**TEXTE FOURNI**.
____
Prédisant une crise, Johann Rupert songe à quitter l’Afrique du Sud

Cinquième fortune d’Afrique et deuxième personnalité la plus riche d’Afrique du Sud, Johann Rupert est au cœur de l’actualité locale depuis plusieurs jours. Selon un extrait du livre «The Stellenbosh Mafia» (sa ville d’origine) qui sortira cette semaine et dont un extrait a été publié par la presse sud-africaine, Rupert songe à quitter le pays, prédisant une éminente crise qui s’apparenterait à «un événement du type printemps arabe» et qui obligerait l’Etat sud-africain à se mettre sous tutelle du FMI. Dans le pays, son intention de départ fait polémique.

«Je pense que nous serons au FMI dans un an. […] [L’ANC] ne sait pas ce qui l’attend. Nous aurons soit un événement du type Printemps arabe, soit Ramaphosa devra tout restructurer. Le FMI vous obligera toutefois à vous restructurer». C’est en ces termes que Johann Rupert s’est exprimé sur l’avenir économique de l’Afrique du Sud dans le livre The Stellenbosch Mafia : Inside the Billionnaire’s Club -(la mafia de Stellenbosch : au cœur du club des milliardaire)-, du journaliste sud-africain Pieter Du Toit dont la sortie officielle est prévue ce 31 juillet au Cap et dont un extrait a été révélé par la presse. Au vu de ce qui s’annonce selon lui et des critiques dont il fait l’objet, Johann Rupert a révélé qu’il songeait à quitter l’Afrique du Sud.
____
**EXTRAITS DE DONNÉES**.
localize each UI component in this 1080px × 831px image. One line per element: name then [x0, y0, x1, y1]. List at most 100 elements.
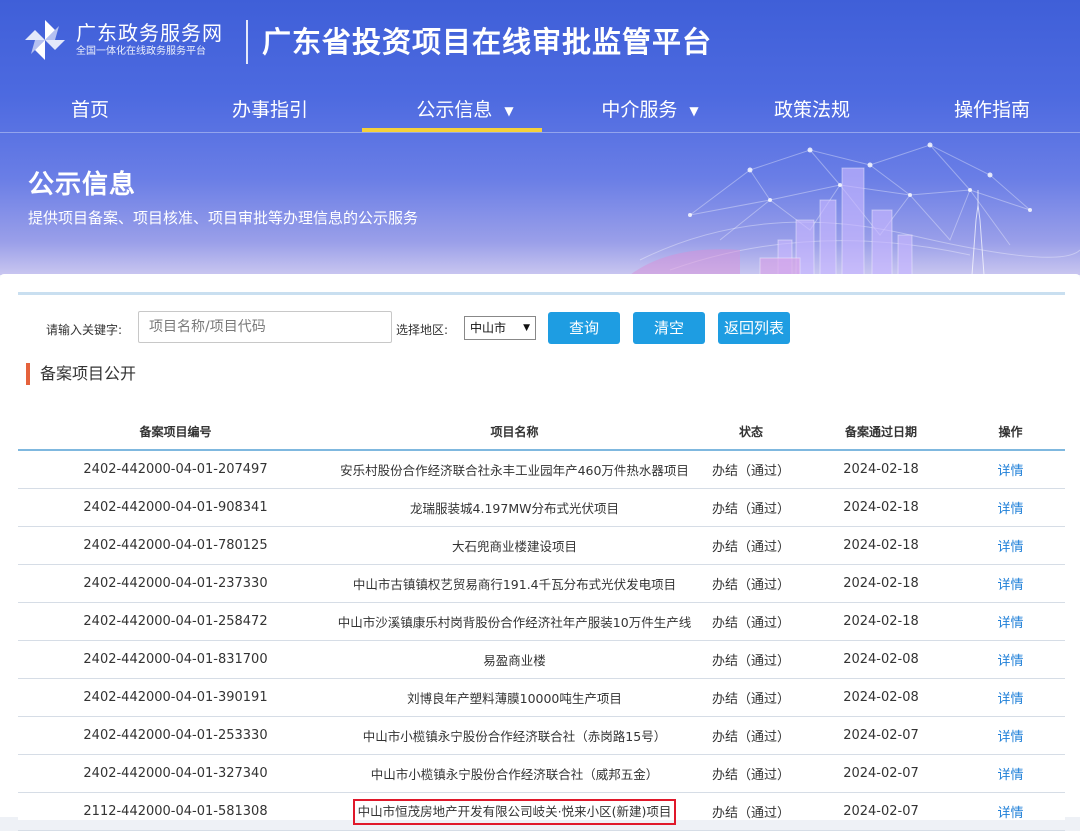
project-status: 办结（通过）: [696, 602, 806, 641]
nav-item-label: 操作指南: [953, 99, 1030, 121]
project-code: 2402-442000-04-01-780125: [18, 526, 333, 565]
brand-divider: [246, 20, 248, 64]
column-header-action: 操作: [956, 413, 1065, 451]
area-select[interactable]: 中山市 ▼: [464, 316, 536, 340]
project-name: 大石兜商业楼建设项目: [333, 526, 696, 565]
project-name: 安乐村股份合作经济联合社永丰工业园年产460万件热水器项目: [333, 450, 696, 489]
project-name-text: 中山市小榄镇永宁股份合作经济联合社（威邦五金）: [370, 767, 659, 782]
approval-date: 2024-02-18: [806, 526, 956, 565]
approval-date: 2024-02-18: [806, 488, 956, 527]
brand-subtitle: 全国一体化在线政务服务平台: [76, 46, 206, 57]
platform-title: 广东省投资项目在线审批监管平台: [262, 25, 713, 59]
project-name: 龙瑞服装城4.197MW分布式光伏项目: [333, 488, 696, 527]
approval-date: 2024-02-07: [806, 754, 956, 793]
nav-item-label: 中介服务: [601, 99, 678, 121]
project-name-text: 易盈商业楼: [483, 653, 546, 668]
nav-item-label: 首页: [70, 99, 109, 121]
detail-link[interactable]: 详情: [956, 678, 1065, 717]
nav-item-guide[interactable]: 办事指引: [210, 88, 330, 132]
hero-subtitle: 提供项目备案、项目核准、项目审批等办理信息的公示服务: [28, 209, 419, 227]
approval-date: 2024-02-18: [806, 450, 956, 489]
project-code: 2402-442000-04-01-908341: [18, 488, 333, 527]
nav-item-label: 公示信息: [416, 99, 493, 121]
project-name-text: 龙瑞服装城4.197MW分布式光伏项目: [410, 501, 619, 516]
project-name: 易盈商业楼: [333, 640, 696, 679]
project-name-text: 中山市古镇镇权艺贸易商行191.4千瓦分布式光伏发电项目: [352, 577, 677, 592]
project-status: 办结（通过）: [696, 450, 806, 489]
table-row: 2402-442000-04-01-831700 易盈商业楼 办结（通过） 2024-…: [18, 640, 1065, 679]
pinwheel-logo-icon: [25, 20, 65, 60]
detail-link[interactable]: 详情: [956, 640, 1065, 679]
____
**CONSIGNE 1**. D'après l'article sur Johann Rupert, quand et où la sortie officielle du livre de Pieter Du Toit est-elle prévue ?
**CONSIGNE 2**. Rédigez la suite de l'article sur Johann Rupert en reprenant après sa dernière phrase.

**RÉPONSE 1**. Le 31 juillet, au Cap.

**RÉPONSE 2**.
«Je l’ai dit à des membres du gouvernement et de l’ANC en privé: si SARS [le fisc sud-africain] essaye encore de me saboter … je suis de loin le plus grand contribuable du pays depuis 20 ans. Nos entreprises familiales sont les plus gros payeurs des dividendes, plus que ce que le reste de la JSE [Johannesburg Stock exchange, NDLR] fait globalement».

En fait, le tycoon dit craindre que dans un contexte de crise, il ne soit davantage accablé par le fisc, au moment où il est de plus en plus taxé de «visage du capital monopoliste blanc». Il a déjà demandé à ses entreprises «de proposer des scénarios de catastrophe».

Cinquième des milliardaires africains en 2019 avec une fortune estimée à 5,9 milliards de dollars selon Forbes, Johann Rupert est la deuxième personnalité la plus riche d’Afrique du Sud. Fils d’un grand homme d’affaires dont il a assuré la continuité à la tête de plusieurs entreprises de premier plan dans le pays, Rupert est président fondateur en 1988 de Richemont, numéro deux mondial de l’horlogerie de luxe basé en Suisse et propriétaire de près d’une vingtaine de marques dont Cartier, Montblanc ou Jaeger-LeCoultre. En 2017, le groupe pèse près de 11 milliards d’euros de chiffre d’affaires. En Afrique du Sud, Rupert est à la tête de Remgro, l’entreprise familiale qu’il a rebrandée et transformée en holding d’investissement avec une forte empreinte industrielle notamment dans l’agroalimentaire, la santé, le pétrole et les mines.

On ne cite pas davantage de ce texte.